**INSTRUCTIONS TO FOLLOW:**
Return all of the entries word for word, but omit the pictures they contain.

====== WORKING DATA ======

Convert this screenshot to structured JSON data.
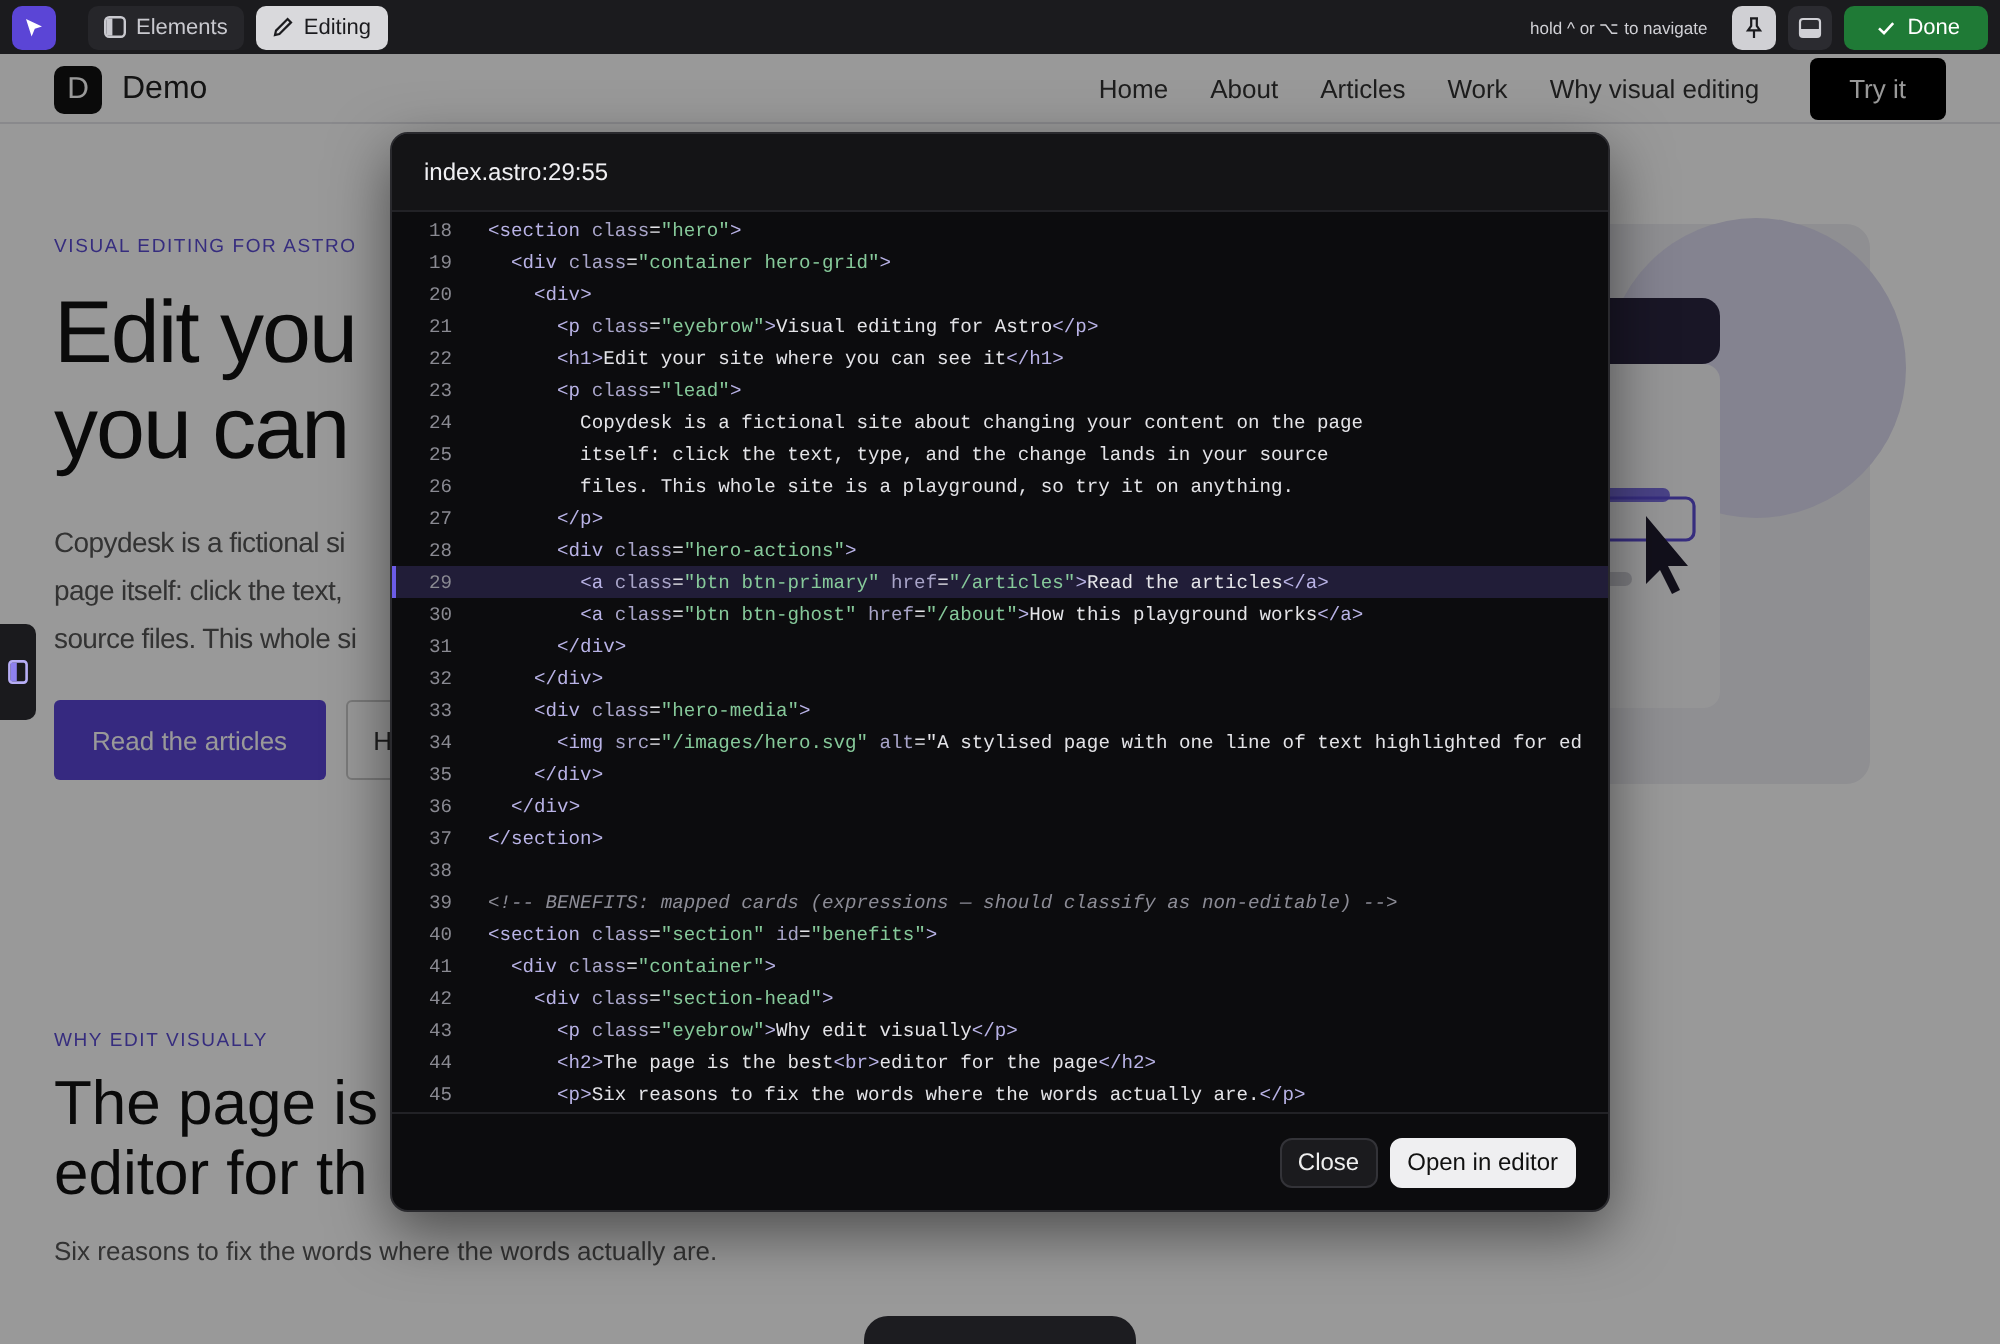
{
  "toolbar": {
    "tabs": [
      {
        "label": "Elements",
        "selected": false
      },
      {
        "label": "Editing",
        "selected": true
      }
    ],
    "hint": "hold ^ or ⌥ to navigate",
    "pinned": true,
    "done": "Done"
  },
  "site": {
    "logo_letter": "D",
    "brand": "Demo",
    "nav": [
      "Home",
      "About",
      "Articles",
      "Work",
      "Why visual editing"
    ],
    "cta": "Try it",
    "hero": {
      "eyebrow": "VISUAL EDITING FOR ASTRO",
      "heading": [
        "Edit you",
        "you can"
      ],
      "lead": [
        "Copydesk is a fictional si",
        "page itself: click the text,",
        "source files. This whole si"
      ],
      "buttons": [
        {
          "label": "Read the articles",
          "kind": "primary"
        },
        {
          "label": "H",
          "kind": "ghost"
        }
      ]
    },
    "benefits": {
      "eyebrow": "WHY EDIT VISUALLY",
      "heading": [
        "The page is",
        "editor for th"
      ],
      "text": "Six reasons to fix the words where the words actually are."
    }
  },
  "dialog": {
    "title": "index.astro:29:55",
    "lines": [
      {
        "num": "18",
        "code": "<section class=\"hero\">",
        "highlighted": false
      },
      {
        "num": "19",
        "code": "  <div class=\"container hero-grid\">",
        "highlighted": false
      },
      {
        "num": "20",
        "code": "    <div>",
        "highlighted": false
      },
      {
        "num": "21",
        "code": "      <p class=\"eyebrow\">Visual editing for Astro</p>",
        "highlighted": false
      },
      {
        "num": "22",
        "code": "      <h1>Edit your site where you can see it</h1>",
        "highlighted": false
      },
      {
        "num": "23",
        "code": "      <p class=\"lead\">",
        "highlighted": false
      },
      {
        "num": "24",
        "code": "        Copydesk is a fictional site about changing your content on the page",
        "highlighted": false
      },
      {
        "num": "25",
        "code": "        itself: click the text, type, and the change lands in your source",
        "highlighted": false
      },
      {
        "num": "26",
        "code": "        files. This whole site is a playground, so try it on anything.",
        "highlighted": false
      },
      {
        "num": "27",
        "code": "      </p>",
        "highlighted": false
      },
      {
        "num": "28",
        "code": "      <div class=\"hero-actions\">",
        "highlighted": false
      },
      {
        "num": "29",
        "code": "        <a class=\"btn btn-primary\" href=\"/articles\">Read the articles</a>",
        "highlighted": true
      },
      {
        "num": "30",
        "code": "        <a class=\"btn btn-ghost\" href=\"/about\">How this playground works</a>",
        "highlighted": false
      },
      {
        "num": "31",
        "code": "      </div>",
        "highlighted": false
      },
      {
        "num": "32",
        "code": "    </div>",
        "highlighted": false
      },
      {
        "num": "33",
        "code": "    <div class=\"hero-media\">",
        "highlighted": false
      },
      {
        "num": "34",
        "code": "      <img src=\"/images/hero.svg\" alt=\"A stylised page with one line of text highlighted for ed",
        "highlighted": false
      },
      {
        "num": "35",
        "code": "    </div>",
        "highlighted": false
      },
      {
        "num": "36",
        "code": "  </div>",
        "highlighted": false
      },
      {
        "num": "37",
        "code": "</section>",
        "highlighted": false
      },
      {
        "num": "38",
        "highlighted": false
      },
      {
        "num": "39",
        "code": "<!-- BENEFITS: mapped cards (expressions — should classify as non-editable) -->",
        "highlighted": false
      },
      {
        "num": "40",
        "code": "<section class=\"section\" id=\"benefits\">",
        "highlighted": false
      },
      {
        "num": "41",
        "code": "  <div class=\"container\">",
        "highlighted": false
      },
      {
        "num": "42",
        "code": "    <div class=\"section-head\">",
        "highlighted": false
      },
      {
        "num": "43",
        "code": "      <p class=\"eyebrow\">Why edit visually</p>",
        "highlighted": false
      },
      {
        "num": "44",
        "code": "      <h2>The page is the best<br>editor for the page</h2>",
        "highlighted": false
      },
      {
        "num": "45",
        "code": "      <p>Six reasons to fix the words where the words actually are.</p>",
        "highlighted": false
      }
    ],
    "buttons": [
      {
        "label": "Close",
        "kind": "secondary"
      },
      {
        "label": "Open in editor",
        "kind": "primary"
      }
    ]
  }
}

======

**RIGHT ANSWER:**
Convert this screenshot to structured JSON data.
{
  "toolbar": {
    "tabs": [
      {
        "label": "Elements",
        "selected": false
      },
      {
        "label": "Editing",
        "selected": true
      }
    ],
    "hint": "hold ^ or ⌥ to navigate",
    "pinned": true,
    "done": "Done"
  },
  "site": {
    "logo_letter": "D",
    "brand": "Demo",
    "nav": [
      "Home",
      "About",
      "Articles",
      "Work",
      "Why visual editing"
    ],
    "cta": "Try it",
    "hero": {
      "eyebrow": "VISUAL EDITING FOR ASTRO",
      "heading": [
        "Edit you",
        "you can"
      ],
      "lead": [
        "Copydesk is a fictional si",
        "page itself: click the text,",
        "source files. This whole si"
      ],
      "buttons": [
        {
          "label": "Read the articles",
          "kind": "primary"
        },
        {
          "label": "H",
          "kind": "ghost"
        }
      ]
    },
    "benefits": {
      "eyebrow": "WHY EDIT VISUALLY",
      "heading": [
        "The page is",
        "editor for th"
      ],
      "text": "Six reasons to fix the words where the words actually are."
    }
  },
  "dialog": {
    "title": "index.astro:29:55",
    "lines": [
      {
        "num": "18",
        "code": "<section class=\"hero\">",
        "highlighted": false
      },
      {
        "num": "19",
        "code": "  <div class=\"container hero-grid\">",
        "highlighted": false
      },
      {
        "num": "20",
        "code": "    <div>",
        "highlighted": false
      },
      {
        "num": "21",
        "code": "      <p class=\"eyebrow\">Visual editing for Astro</p>",
        "highlighted": false
      },
      {
        "num": "22",
        "code": "      <h1>Edit your site where you can see it</h1>",
        "highlighted": false
      },
      {
        "num": "23",
        "code": "      <p class=\"lead\">",
        "highlighted": false
      },
      {
        "num": "24",
        "code": "        Copydesk is a fictional site about changing your content on the page",
        "highlighted": false
      },
      {
        "num": "25",
        "code": "        itself: click the text, type, and the change lands in your source",
        "highlighted": false
      },
      {
        "num": "26",
        "code": "        files. This whole site is a playground, so try it on anything.",
        "highlighted": false
      },
      {
        "num": "27",
        "code": "      </p>",
        "highlighted": false
      },
      {
        "num": "28",
        "code": "      <div class=\"hero-actions\">",
        "highlighted": false
      },
      {
        "num": "29",
        "code": "        <a class=\"btn btn-primary\" href=\"/articles\">Read the articles</a>",
        "highlighted": true
      },
      {
        "num": "30",
        "code": "        <a class=\"btn btn-ghost\" href=\"/about\">How this playground works</a>",
        "highlighted": false
      },
      {
        "num": "31",
        "code": "      </div>",
        "highlighted": false
      },
      {
        "num": "32",
        "code": "    </div>",
        "highlighted": false
      },
      {
        "num": "33",
        "code": "    <div class=\"hero-media\">",
        "highlighted": false
      },
      {
        "num": "34",
        "code": "      <img src=\"/images/hero.svg\" alt=\"A stylised page with one line of text highlighted for ed",
        "highlighted": false
      },
      {
        "num": "35",
        "code": "    </div>",
        "highlighted": false
      },
      {
        "num": "36",
        "code": "  </div>",
        "highlighted": false
      },
      {
        "num": "37",
        "code": "</section>",
        "highlighted": false
      },
      {
        "num": "38",
        "highlighted": false
      },
      {
        "num": "39",
        "code": "<!-- BENEFITS: mapped cards (expressions — should classify as non-editable) -->",
        "highlighted": false
      },
      {
        "num": "40",
        "code": "<section class=\"section\" id=\"benefits\">",
        "highlighted": false
      },
      {
        "num": "41",
        "code": "  <div class=\"container\">",
        "highlighted": false
      },
      {
        "num": "42",
        "code": "    <div class=\"section-head\">",
        "highlighted": false
      },
      {
        "num": "43",
        "code": "      <p class=\"eyebrow\">Why edit visually</p>",
        "highlighted": false
      },
      {
        "num": "44",
        "code": "      <h2>The page is the best<br>editor for the page</h2>",
        "highlighted": false
      },
      {
        "num": "45",
        "code": "      <p>Six reasons to fix the words where the words actually are.</p>",
        "highlighted": false
      }
    ],
    "buttons": [
      {
        "label": "Close",
        "kind": "secondary"
      },
      {
        "label": "Open in editor",
        "kind": "primary"
      }
    ]
  }
}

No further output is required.